## start DATA PROVIDED

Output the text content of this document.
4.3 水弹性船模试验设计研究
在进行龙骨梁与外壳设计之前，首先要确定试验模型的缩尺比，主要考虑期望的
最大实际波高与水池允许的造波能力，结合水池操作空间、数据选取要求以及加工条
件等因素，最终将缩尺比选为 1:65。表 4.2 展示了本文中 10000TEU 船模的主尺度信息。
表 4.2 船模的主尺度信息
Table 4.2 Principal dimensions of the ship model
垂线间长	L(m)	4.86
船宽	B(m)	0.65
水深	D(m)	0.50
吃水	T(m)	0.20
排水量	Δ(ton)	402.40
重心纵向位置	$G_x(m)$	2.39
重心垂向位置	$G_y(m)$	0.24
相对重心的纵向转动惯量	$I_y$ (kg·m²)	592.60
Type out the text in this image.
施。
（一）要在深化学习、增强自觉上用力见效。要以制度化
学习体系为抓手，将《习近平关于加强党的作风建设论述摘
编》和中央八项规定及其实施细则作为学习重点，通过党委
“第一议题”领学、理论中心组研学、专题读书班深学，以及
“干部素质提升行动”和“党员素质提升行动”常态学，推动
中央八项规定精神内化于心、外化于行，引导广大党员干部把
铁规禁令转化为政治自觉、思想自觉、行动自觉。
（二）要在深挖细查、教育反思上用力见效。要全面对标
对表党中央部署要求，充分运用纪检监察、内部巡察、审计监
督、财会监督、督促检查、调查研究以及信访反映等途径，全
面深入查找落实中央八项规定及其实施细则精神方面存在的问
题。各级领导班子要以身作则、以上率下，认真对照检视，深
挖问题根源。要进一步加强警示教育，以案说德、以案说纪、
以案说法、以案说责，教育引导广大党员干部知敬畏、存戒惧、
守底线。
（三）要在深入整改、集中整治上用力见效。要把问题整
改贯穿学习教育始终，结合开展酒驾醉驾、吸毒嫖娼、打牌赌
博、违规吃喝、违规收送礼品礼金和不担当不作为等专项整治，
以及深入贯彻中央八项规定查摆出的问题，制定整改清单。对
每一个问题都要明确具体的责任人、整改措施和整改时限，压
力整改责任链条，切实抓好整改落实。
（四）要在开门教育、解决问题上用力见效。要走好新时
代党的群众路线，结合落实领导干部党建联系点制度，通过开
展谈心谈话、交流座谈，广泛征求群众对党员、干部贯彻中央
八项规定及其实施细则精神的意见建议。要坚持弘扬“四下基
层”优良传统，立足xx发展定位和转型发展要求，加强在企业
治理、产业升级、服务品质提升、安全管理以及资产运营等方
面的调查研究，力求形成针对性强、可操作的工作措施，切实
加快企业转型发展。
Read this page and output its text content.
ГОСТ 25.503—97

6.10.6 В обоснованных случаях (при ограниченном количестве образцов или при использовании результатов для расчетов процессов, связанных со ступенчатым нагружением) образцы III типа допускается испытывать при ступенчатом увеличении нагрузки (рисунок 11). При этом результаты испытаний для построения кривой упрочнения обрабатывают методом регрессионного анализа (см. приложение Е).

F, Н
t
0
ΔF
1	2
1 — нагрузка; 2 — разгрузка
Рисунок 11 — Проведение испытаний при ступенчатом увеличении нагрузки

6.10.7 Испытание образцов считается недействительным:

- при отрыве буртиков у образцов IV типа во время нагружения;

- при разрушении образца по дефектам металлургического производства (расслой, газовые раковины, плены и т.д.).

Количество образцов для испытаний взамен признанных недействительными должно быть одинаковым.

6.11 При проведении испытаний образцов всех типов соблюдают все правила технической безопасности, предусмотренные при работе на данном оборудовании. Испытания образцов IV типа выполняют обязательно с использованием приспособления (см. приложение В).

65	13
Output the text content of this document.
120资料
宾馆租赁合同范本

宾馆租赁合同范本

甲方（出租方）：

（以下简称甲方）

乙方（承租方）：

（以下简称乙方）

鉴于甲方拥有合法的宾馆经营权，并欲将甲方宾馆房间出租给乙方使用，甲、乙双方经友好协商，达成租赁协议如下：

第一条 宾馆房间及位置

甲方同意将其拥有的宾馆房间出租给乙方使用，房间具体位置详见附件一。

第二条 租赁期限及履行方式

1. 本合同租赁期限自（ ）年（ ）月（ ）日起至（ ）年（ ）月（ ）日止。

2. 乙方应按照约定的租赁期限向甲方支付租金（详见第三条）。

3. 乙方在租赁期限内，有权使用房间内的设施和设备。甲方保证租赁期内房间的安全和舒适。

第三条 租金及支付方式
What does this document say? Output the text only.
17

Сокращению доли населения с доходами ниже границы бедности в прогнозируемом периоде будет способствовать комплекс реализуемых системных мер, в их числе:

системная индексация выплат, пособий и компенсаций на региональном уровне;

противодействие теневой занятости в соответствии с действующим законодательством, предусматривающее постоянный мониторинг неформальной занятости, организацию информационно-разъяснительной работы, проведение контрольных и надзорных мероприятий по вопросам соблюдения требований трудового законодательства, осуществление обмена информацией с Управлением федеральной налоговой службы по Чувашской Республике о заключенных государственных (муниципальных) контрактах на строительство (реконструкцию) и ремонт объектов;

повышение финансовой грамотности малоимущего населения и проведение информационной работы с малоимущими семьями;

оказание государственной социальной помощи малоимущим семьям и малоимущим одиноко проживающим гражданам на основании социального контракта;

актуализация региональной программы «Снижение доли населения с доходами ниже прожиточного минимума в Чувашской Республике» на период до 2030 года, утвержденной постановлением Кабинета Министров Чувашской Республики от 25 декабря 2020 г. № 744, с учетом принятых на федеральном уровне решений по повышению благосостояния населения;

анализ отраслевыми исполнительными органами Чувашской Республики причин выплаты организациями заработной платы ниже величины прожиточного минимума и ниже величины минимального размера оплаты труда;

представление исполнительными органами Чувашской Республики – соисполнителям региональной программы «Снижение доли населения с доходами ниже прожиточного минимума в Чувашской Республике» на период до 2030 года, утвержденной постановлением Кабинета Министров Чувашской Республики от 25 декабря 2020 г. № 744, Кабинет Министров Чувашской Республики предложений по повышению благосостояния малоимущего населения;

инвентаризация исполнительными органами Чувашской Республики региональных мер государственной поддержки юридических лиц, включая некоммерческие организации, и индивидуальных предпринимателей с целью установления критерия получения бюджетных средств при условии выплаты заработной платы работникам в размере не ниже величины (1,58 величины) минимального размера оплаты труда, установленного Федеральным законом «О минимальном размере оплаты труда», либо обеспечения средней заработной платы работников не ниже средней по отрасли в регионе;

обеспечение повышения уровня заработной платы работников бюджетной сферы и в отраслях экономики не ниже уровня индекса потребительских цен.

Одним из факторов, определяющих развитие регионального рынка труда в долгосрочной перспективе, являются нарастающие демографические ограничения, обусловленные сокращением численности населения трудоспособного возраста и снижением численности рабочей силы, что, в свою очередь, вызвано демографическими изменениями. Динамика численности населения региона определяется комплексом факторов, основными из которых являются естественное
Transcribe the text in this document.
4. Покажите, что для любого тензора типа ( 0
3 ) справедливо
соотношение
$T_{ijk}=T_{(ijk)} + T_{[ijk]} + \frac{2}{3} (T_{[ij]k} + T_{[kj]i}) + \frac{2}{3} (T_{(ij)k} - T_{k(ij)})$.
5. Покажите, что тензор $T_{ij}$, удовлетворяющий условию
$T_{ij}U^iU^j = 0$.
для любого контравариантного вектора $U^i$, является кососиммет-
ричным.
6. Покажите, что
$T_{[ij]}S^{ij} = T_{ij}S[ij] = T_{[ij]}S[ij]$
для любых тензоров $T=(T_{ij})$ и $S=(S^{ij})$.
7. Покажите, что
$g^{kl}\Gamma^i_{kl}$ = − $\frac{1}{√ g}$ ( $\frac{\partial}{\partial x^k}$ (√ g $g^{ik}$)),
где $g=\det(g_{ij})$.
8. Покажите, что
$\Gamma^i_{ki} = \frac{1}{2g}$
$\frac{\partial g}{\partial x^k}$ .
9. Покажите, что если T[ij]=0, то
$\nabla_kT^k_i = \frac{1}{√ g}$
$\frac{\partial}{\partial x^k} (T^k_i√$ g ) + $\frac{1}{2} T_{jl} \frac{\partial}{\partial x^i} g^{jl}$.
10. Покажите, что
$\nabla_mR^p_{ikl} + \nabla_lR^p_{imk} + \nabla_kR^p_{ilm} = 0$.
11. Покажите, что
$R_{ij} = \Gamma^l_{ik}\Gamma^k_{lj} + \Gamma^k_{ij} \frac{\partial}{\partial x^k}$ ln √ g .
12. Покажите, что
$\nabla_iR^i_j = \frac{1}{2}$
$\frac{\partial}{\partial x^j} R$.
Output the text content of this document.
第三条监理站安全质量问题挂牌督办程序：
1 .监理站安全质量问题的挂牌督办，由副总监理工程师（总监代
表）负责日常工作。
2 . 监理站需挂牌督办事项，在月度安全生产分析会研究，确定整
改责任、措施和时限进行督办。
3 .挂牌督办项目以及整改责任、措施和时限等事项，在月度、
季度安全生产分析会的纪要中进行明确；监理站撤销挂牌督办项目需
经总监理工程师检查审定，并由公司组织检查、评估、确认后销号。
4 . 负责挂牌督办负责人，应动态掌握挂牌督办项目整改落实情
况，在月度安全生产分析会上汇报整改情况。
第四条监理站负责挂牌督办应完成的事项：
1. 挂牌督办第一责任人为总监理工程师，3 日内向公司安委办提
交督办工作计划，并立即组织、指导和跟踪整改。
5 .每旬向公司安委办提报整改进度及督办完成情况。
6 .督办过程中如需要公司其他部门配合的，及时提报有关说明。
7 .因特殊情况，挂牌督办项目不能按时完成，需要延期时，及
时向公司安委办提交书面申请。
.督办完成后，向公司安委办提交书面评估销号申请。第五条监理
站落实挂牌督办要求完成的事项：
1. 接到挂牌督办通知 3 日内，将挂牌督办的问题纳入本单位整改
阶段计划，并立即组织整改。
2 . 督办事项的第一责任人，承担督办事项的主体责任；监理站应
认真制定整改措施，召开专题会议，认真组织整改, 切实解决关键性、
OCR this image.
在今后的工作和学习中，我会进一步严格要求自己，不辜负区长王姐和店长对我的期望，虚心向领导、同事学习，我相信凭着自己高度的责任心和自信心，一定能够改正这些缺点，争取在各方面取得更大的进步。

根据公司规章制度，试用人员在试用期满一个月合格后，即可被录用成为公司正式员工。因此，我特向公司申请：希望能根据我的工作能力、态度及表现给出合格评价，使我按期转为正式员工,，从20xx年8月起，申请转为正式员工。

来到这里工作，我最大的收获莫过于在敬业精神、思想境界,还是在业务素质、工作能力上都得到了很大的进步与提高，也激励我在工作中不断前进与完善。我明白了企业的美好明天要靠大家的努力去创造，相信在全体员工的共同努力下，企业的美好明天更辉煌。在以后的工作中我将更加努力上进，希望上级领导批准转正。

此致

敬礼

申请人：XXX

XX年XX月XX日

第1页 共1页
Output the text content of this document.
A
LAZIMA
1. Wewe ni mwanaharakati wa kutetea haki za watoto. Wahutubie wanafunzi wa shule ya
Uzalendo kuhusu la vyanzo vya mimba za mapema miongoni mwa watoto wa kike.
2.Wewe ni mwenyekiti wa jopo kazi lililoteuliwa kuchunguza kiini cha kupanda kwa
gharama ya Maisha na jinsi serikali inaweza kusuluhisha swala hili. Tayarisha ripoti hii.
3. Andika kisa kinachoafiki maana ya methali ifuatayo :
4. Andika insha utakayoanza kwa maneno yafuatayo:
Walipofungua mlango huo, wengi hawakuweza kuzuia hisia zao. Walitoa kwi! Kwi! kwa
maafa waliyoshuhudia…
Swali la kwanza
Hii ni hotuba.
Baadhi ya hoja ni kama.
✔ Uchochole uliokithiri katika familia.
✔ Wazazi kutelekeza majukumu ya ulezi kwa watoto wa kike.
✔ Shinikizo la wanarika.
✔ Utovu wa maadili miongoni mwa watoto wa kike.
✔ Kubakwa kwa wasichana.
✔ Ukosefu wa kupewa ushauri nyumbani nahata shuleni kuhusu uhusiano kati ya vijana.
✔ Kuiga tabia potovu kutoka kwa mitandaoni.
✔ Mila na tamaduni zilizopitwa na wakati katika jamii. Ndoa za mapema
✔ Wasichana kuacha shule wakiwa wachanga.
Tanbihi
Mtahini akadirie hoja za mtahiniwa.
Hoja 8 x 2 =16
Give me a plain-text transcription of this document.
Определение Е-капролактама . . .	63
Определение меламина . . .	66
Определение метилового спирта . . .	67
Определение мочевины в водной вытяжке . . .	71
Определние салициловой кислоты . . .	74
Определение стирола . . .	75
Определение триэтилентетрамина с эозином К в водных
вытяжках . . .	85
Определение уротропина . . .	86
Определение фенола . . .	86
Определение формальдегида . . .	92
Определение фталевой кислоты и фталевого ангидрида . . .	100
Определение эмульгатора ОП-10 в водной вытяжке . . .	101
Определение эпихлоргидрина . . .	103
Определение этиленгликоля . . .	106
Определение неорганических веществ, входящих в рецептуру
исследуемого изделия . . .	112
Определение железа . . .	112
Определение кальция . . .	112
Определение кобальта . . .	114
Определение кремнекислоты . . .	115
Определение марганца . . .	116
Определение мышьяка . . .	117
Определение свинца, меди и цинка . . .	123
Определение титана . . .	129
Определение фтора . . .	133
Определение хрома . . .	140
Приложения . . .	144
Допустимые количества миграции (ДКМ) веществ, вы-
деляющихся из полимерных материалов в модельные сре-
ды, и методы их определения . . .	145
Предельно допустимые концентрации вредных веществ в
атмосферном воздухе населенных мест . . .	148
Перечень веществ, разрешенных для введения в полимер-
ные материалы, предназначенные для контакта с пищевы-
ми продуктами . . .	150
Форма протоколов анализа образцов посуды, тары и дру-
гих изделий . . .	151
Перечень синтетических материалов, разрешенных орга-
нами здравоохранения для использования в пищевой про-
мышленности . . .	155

## end DATA PROVIDED

WHAT YOU ARE ASKED TO DO:
Please list every line of the records that contains "kike".

THE RESULT:
Uzalendo kuhusu la vyanzo vya mimba za mapema miongoni mwa watoto wa kike.
✔ Wazazi kutelekeza majukumu ya ulezi kwa watoto wa kike.
✔ Utovu wa maadili miongoni mwa watoto wa kike.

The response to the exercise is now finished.